T entra en la clase cargado de libros. Las ventanas están abiertas y los primeros rayos de sol de la primavera reciben con alegría a todos los escritores del boom latinoamericano. En silencio, sin decir nada, deja los libros encima de la mesa. Agarra un Borges y pregunta quién lo quiere. Alguien levanta la mano y T lanza el libro. Y así, de repente, vuelan no solo los Borges, sino también los Cortázar, los Gabos o los Vargas Llosa. Vuela literatura. En esa clase se lee, sobre todo se lee. A veces, se comentan cosas, pero lo importante son las páginas.

T conduce el coche por unas curvas de Viana do Bolo, alejándonos del pueblo y rodeándolo. Día caluroso. Aparca a un lado de la carretera y se adentra en el bosque más profundo. Me invita a acompañarlo. Él, en el recorrido, me comenta que aquí venía a leer y que había unos carballos (supongamos que eran carballos, la memoria no me llega a tanto) por ahí que le gustaría volver a ver. Y los encuentra. Echa unas cuantas fotos, de un lado y del otro, y flipa porque aún siguen ahí, tal y como los recordaba. Yo solo me sorprendo por la esencia del momento. Luego, continuamos por la carretera y a los diez minutos para en otro sitio. Esta vez, lo espero en el coche. No quiero perturbar un momento tan íntimo y peculiar. Me siento un explorador en un planeta enorme del que solo he visto una ínfima parte.

Soy consciente de que estas escenas no se me van a olvidar. Al menos, no en mucho tiempo. Están grabadas, igual que está grabado este profesor de literatura tan extraño y diferente, al que los alumnos le bromean por los pasillos y es algo asocial, no os voy a engañar.

> [Tareas escritas]:
#1 Devuelve el pasaje del texto sobre el profesor de literatura que comienza con "T entra en la" y continúa hasta "son las páginas.", sin cambiar nada.
#2 Enumera los nombres de escritores que aparecen en la escena de la clase del texto sobre el profesor de literatura, en la forma en que los recoge el texto.
Responde solo con lo que dice el texto sobre el profesor de literatura.

Entradas de cuadros delimitadores

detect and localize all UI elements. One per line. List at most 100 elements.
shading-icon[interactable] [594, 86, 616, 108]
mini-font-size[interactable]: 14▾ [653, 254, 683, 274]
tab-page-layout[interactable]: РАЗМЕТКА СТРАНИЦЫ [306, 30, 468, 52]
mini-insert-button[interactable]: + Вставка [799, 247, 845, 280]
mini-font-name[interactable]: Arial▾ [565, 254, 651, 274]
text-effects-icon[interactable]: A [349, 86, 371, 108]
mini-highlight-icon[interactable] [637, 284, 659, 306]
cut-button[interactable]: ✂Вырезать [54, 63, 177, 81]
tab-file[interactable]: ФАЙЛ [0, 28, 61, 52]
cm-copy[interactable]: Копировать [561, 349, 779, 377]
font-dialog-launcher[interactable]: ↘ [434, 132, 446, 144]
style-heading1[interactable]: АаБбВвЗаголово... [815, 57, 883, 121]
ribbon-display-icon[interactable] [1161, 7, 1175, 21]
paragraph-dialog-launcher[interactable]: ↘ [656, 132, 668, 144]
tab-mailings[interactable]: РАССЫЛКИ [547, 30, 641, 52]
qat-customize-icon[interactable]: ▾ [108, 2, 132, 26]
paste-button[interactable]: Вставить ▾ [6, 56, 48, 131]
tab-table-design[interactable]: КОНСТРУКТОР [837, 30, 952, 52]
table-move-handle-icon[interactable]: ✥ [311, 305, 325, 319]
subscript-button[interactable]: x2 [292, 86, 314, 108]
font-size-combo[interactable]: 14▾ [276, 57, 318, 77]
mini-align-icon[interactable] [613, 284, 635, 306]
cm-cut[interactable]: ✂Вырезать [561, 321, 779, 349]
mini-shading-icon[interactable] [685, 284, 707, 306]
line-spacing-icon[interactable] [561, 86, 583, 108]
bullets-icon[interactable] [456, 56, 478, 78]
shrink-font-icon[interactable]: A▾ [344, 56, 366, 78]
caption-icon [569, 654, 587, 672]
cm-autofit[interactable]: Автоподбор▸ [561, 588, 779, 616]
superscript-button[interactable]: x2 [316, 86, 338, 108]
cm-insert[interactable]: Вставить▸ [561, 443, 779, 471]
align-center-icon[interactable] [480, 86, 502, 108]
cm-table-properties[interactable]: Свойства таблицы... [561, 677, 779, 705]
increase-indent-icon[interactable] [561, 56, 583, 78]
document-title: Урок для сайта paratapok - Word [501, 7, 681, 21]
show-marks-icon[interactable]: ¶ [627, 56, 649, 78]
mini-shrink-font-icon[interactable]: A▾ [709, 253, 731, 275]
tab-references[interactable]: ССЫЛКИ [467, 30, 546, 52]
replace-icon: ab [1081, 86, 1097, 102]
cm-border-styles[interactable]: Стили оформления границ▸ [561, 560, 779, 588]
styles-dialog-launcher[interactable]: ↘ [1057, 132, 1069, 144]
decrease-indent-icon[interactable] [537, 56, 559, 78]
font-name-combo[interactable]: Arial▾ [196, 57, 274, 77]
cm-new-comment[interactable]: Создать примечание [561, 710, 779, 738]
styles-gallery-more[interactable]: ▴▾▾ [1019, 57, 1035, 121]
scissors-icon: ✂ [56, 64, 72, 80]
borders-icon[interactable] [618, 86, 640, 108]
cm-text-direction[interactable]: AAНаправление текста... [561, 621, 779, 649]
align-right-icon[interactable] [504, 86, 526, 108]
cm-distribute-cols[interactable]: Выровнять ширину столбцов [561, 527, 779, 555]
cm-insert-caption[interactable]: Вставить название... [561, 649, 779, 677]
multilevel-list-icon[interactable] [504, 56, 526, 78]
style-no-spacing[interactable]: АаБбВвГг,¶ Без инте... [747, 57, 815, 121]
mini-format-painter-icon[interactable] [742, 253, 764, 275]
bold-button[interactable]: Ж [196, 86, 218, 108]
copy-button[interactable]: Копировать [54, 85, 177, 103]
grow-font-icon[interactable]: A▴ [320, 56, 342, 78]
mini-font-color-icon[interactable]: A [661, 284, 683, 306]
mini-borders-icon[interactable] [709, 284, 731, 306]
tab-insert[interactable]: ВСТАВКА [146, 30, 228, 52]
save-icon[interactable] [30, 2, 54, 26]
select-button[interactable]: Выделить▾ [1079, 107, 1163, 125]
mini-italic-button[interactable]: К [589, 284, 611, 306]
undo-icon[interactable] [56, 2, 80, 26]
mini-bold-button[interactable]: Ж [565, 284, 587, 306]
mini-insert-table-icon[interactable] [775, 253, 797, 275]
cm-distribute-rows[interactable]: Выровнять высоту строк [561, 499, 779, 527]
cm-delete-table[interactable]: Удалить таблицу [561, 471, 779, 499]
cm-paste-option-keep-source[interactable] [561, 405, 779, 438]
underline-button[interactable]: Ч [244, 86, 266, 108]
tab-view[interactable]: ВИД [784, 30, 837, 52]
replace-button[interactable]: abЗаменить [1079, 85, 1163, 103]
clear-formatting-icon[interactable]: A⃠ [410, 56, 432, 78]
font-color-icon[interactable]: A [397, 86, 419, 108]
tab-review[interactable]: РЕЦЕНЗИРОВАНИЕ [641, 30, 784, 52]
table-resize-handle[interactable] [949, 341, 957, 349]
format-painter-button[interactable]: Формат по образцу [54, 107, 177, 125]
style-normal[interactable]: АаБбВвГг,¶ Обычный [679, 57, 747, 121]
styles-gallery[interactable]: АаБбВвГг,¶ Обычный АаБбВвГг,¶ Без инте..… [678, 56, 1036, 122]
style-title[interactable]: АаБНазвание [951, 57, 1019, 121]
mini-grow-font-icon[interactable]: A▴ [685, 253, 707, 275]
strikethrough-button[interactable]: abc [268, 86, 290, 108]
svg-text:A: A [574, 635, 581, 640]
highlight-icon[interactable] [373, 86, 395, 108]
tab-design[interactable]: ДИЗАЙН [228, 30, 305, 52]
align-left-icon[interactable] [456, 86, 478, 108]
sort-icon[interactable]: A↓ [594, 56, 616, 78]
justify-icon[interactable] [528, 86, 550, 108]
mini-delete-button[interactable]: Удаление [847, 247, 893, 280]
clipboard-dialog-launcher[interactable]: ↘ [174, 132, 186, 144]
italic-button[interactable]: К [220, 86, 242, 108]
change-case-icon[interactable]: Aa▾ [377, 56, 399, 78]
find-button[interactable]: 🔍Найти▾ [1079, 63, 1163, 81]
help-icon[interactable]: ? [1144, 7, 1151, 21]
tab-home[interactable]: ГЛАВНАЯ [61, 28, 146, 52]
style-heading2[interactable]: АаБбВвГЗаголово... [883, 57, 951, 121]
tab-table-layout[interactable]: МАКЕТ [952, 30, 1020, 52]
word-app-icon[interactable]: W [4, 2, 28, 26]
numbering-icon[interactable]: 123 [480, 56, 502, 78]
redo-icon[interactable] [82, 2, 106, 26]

> [En respuesta]:
#1
T entra en la clase cargado de libros. Las ventanas están abiertas y los primeros rayos de sol de la primavera reciben con alegría a todos los escritores del boom latinoamericano. En silencio, sin decir nada, deja los libros encima de la mesa. Agarra un Borges y pregunta quién lo quiere. Alguien levanta la mano y T lanza el libro. Y así, de repente, vuelan no solo los Borges, sino también los Cortázar, los Gabos o los Vargas Llosa. Vuela literatura. En esa clase se lee, sobre todo se lee. A veces, se comentan cosas, pero lo importante son las páginas.

#2
- Borges
- Cortázar
- Gabos
- Vargas Llosa